- _SHORT EXERCISE_: Output the full listing word for word.
========================================
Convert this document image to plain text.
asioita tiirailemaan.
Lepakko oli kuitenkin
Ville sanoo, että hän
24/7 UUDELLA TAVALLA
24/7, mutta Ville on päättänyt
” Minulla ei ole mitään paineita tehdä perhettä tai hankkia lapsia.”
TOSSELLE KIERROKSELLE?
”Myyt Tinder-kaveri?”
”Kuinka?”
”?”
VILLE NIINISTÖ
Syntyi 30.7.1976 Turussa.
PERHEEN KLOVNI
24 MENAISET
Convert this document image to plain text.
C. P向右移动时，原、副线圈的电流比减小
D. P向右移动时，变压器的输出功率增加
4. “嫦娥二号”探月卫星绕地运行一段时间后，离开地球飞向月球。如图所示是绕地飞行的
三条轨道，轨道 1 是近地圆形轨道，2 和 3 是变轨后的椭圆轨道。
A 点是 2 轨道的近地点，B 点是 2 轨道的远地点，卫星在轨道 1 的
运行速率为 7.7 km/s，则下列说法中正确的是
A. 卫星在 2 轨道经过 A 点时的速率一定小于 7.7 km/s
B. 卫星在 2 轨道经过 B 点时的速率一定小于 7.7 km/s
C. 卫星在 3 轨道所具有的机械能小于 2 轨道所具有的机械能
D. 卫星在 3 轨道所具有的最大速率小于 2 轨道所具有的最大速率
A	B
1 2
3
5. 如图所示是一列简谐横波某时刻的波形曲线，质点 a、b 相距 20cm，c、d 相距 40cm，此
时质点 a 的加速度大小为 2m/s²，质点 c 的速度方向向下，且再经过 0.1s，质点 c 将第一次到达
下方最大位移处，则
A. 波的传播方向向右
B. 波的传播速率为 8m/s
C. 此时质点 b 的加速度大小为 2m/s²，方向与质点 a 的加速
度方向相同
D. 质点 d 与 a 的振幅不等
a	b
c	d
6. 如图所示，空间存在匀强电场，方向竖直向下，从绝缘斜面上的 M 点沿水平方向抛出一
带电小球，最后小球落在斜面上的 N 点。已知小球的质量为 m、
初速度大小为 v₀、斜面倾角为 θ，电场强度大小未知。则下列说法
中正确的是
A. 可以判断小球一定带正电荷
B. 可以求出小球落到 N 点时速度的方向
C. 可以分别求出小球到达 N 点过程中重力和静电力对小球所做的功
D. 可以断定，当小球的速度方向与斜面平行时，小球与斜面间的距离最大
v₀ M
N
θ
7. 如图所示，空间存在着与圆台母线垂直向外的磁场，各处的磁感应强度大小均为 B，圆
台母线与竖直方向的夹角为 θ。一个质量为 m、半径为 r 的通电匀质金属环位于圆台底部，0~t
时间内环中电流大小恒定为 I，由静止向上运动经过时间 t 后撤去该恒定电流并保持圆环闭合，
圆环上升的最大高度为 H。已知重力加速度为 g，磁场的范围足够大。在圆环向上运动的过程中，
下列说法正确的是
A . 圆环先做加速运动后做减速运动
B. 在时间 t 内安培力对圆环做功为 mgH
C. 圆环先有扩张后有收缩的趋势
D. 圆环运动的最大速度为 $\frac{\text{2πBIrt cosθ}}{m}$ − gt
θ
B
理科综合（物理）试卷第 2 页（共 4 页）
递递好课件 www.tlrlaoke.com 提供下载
========================================
- _SOLUTION BELOW_:
Convert this document image to plain text.
asioita tiirailemaan.
Lepakko oli kuitenkin
Ville sanoo, että hän
24/7 UUDELLA TAVALLA
24/7, mutta Ville on päättänyt
” Minulla ei ole mitään paineita tehdä perhettä tai hankkia lapsia.”
TOSSELLE KIERROKSELLE?
”Myyt Tinder-kaveri?”
”Kuinka?”
”?”
VILLE NIINISTÖ
Syntyi 30.7.1976 Turussa.
PERHEEN KLOVNI
24 MENAISET
Convert this document image to plain text.
C. P向右移动时，原、副线圈的电流比减小
D. P向右移动时，变压器的输出功率增加
4. “嫦娥二号”探月卫星绕地运行一段时间后，离开地球飞向月球。如图所示是绕地飞行的
三条轨道，轨道 1 是近地圆形轨道，2 和 3 是变轨后的椭圆轨道。
A 点是 2 轨道的近地点，B 点是 2 轨道的远地点，卫星在轨道 1 的
运行速率为 7.7 km/s，则下列说法中正确的是
A. 卫星在 2 轨道经过 A 点时的速率一定小于 7.7 km/s
B. 卫星在 2 轨道经过 B 点时的速率一定小于 7.7 km/s
C. 卫星在 3 轨道所具有的机械能小于 2 轨道所具有的机械能
D. 卫星在 3 轨道所具有的最大速率小于 2 轨道所具有的最大速率
A	B
1 2
3
5. 如图所示是一列简谐横波某时刻的波形曲线，质点 a、b 相距 20cm，c、d 相距 40cm，此
时质点 a 的加速度大小为 2m/s²，质点 c 的速度方向向下，且再经过 0.1s，质点 c 将第一次到达
下方最大位移处，则
A. 波的传播方向向右
B. 波的传播速率为 8m/s
C. 此时质点 b 的加速度大小为 2m/s²，方向与质点 a 的加速
度方向相同
D. 质点 d 与 a 的振幅不等
a	b
c	d
6. 如图所示，空间存在匀强电场，方向竖直向下，从绝缘斜面上的 M 点沿水平方向抛出一
带电小球，最后小球落在斜面上的 N 点。已知小球的质量为 m、
初速度大小为 v₀、斜面倾角为 θ，电场强度大小未知。则下列说法
中正确的是
A. 可以判断小球一定带正电荷
B. 可以求出小球落到 N 点时速度的方向
C. 可以分别求出小球到达 N 点过程中重力和静电力对小球所做的功
D. 可以断定，当小球的速度方向与斜面平行时，小球与斜面间的距离最大
v₀ M
N
θ
7. 如图所示，空间存在着与圆台母线垂直向外的磁场，各处的磁感应强度大小均为 B，圆
台母线与竖直方向的夹角为 θ。一个质量为 m、半径为 r 的通电匀质金属环位于圆台底部，0~t
时间内环中电流大小恒定为 I，由静止向上运动经过时间 t 后撤去该恒定电流并保持圆环闭合，
圆环上升的最大高度为 H。已知重力加速度为 g，磁场的范围足够大。在圆环向上运动的过程中，
下列说法正确的是
A . 圆环先做加速运动后做减速运动
B. 在时间 t 内安培力对圆环做功为 mgH
C. 圆环先有扩张后有收缩的趋势
D. 圆环运动的最大速度为 $\frac{\text{2πBIrt cosθ}}{m}$ − gt
θ
B
理科综合（物理）试卷第 2 页（共 4 页）
递递好课件 www.tlrlaoke.com 提供下载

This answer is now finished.